EXCERPTED TEXT.
----------------

It took me a while to get into this chapbook. Couldn’t quite make a connection. But it grew on me. Some poems felt voyeuristic and left me with that uncomfortable awkward feeling Larkin does so well; not a criticism. My favourites were the Glasgow-based because I’ve been there. Minor issue: the print was a wee bit small for me.

Jim Murdoch

“History is the first border I have to cross”

Remnants of Another Age, Nikola Madzirov, Bloodaxe, £9.95. , translated from the Macedonian by Peggy & Graham Reid, Magdalena Horvat & Adam Reed
reviewed by Fiona Moore

I haven’t belonged to anyone for ages
like a coin fallen from the edge of an old icon.
I am scattered among the strict inheritances and vows
behind the blinds of drawn destinies.
History is the first border I have to cross

These are the first few lines of ‘Revealing’. The bardic, dream-like voice and disembodied perspective are typical. So is the way the poem seems to float from one image to the next. There might be eight here, in 16 lines (though any demarcation is subjective), often original to a British ear – the poem ends:

only childhood is like honey
that never lets anything leave a trace in it.

Certain images recur throughout the book and acquire symbolic weight. Some seem to bring folklore with them – such as feathers, fishermen, waves – which can produce a Chagall-like effect, including when they are twisted in new directions: “a rare bird / from the other side of a banknote” (‘Flying’). Satellites, phone boxes, diggers, pilotless aircraft, or a lover’s hair in the waste-paper basket, blend in. Each poem unfolds with its own combination of images; the effect is kaleidoscopic, or like lifting the corners of a paper fortune-teller. Language, imagery and the underlying thought and themes are all striking enough to draw the reader further and further in, without any sense of monotony or excess.

Houses feature throughout, though not representing home and security. They can be transitory, as in ‘The Shadow of the World passes over my Heart’:

With hands parted and fingers joined
I indicate a roof.

The speakers of the poems often seem to be in transit too, or in flight; and many houses are in ruins. (Some passages remind me of Calvino’s Invisible Cities.) Macedonia itself may have escaped the conflict that accompanied the break-up of Yugoslavia in the 1990’s; but Madzirov comes from a family of refugees from earlier Balkan conflicts. According to Carolyn Forché’s helpful introduction, his name comes from a word meaning ‘people without a home’. In ‘Home’,

I lived at the edge of the town
like a street lamp whose light bulb
no one ever replaces.
Cobwebs held the walls together,
and sweat our clasped hands.
I hid my teddy bear
in holes in crudely built stone walls
saving him from dreams.

----------------

EXCERPTED DATA.
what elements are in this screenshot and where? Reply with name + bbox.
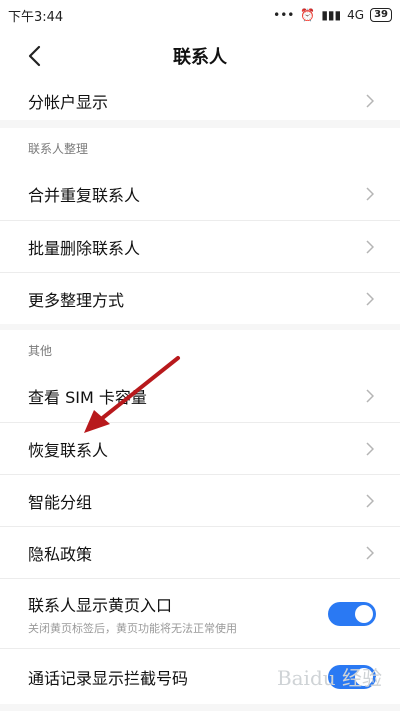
network-type: 4G bbox=[347, 8, 365, 22]
watermark: Baidu 经验 bbox=[276, 666, 382, 690]
row-label: 更多整理方式 bbox=[28, 290, 125, 310]
merge-duplicates-row[interactable]: 合并重复联系人 bbox=[0, 168, 400, 220]
chevron-right-icon bbox=[364, 441, 376, 456]
back-button[interactable] bbox=[20, 42, 48, 70]
row-label: 批量删除联系人 bbox=[28, 238, 141, 258]
row-label: 恢复联系人 bbox=[28, 440, 109, 460]
more-dots-icon: ••• bbox=[273, 8, 295, 22]
row-label: 隐私政策 bbox=[28, 544, 93, 564]
restore-contacts-row[interactable]: 恢复联系人 bbox=[0, 422, 400, 474]
chevron-right-icon bbox=[364, 94, 376, 108]
chevron-right-icon bbox=[364, 239, 376, 254]
yellow-pages-toggle[interactable] bbox=[328, 601, 376, 626]
chevron-left-icon bbox=[28, 45, 41, 67]
top-bar: 联系人 bbox=[0, 30, 400, 82]
section-title: 联系人整理 bbox=[28, 141, 89, 156]
page-title: 联系人 bbox=[173, 47, 227, 68]
battery-icon: 39 bbox=[370, 8, 392, 22]
row-label: 分帐户显示 bbox=[28, 93, 109, 112]
chevron-right-icon bbox=[364, 493, 376, 508]
status-time: 下午3:44 bbox=[8, 9, 64, 25]
batch-delete-row[interactable]: 批量删除联系人 bbox=[0, 220, 400, 272]
smart-group-row[interactable]: 智能分组 bbox=[0, 474, 400, 526]
row-label: 查看 SIM 卡容量 bbox=[28, 388, 147, 407]
row-label: 智能分组 bbox=[28, 492, 93, 512]
row-label: 合并重复联系人 bbox=[28, 186, 141, 205]
other-section: 其他 查看 SIM 卡容量 恢复联系人 智能分组 隐私政策 联系人显示黄页入口 … bbox=[0, 330, 400, 704]
top-card: 分帐户显示 bbox=[0, 82, 400, 120]
split-account-display-row[interactable]: 分帐户显示 bbox=[0, 82, 400, 120]
section-title: 其他 bbox=[28, 343, 53, 358]
privacy-policy-row[interactable]: 隐私政策 bbox=[0, 526, 400, 578]
alarm-icon: ⏰ bbox=[300, 8, 316, 22]
yellow-pages-toggle-row: 联系人显示黄页入口 关闭黄页标签后，黄页功能将无法正常使用 bbox=[0, 578, 400, 648]
status-icons: ••• ⏰ ▮▮▮ 4G 39 bbox=[273, 8, 392, 22]
chevron-right-icon bbox=[364, 545, 376, 560]
row-label: 联系人显示黄页入口 bbox=[28, 595, 173, 615]
row-text: 联系人显示黄页入口 关闭黄页标签后，黄页功能将无法正常使用 bbox=[28, 592, 237, 636]
row-label: 通话记录显示拦截号码 bbox=[28, 668, 189, 688]
row-sublabel: 关闭黄页标签后，黄页功能将无法正常使用 bbox=[28, 621, 237, 635]
signal-icon: ▮▮▮ bbox=[321, 8, 342, 22]
status-bar: 下午3:44 ••• ⏰ ▮▮▮ 4G 39 bbox=[0, 0, 400, 30]
chevron-right-icon bbox=[364, 187, 376, 201]
organize-section: 联系人整理 合并重复联系人 批量删除联系人 更多整理方式 bbox=[0, 128, 400, 324]
chevron-right-icon bbox=[364, 291, 376, 306]
more-organize-row[interactable]: 更多整理方式 bbox=[0, 272, 400, 324]
chevron-right-icon bbox=[364, 389, 376, 403]
sim-capacity-row[interactable]: 查看 SIM 卡容量 bbox=[0, 370, 400, 422]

----------------

GIVEN PROBLEM 1.
According to the review of Remnants of Another Age, what does Madzirov's name come from?
GIVEN PROBLEM 2.
Translate this sentence from the review of Remnants of Another Age into Spanish: "Houses feature throughout, though not representing home and security."
GIVEN PROBLEM 3.
Repeat the passage of the review of Remnants of Another Age between "I haven’t belonged" and "of drawn destinies.", inclusive.
The records have no connection to the review of Remnants of Another Age.

TASK RESPONSE 1.
It comes from a word meaning "people without a home."

TASK RESPONSE 2.
Las casas aparecen a lo largo de todo el libro, aunque no representan el hogar ni la seguridad.

TASK RESPONSE 3.
I haven’t belonged to anyone for ages
like a coin fallen from the edge of an old icon.
I am scattered among the strict inheritances and vows
behind the blinds of drawn destinies.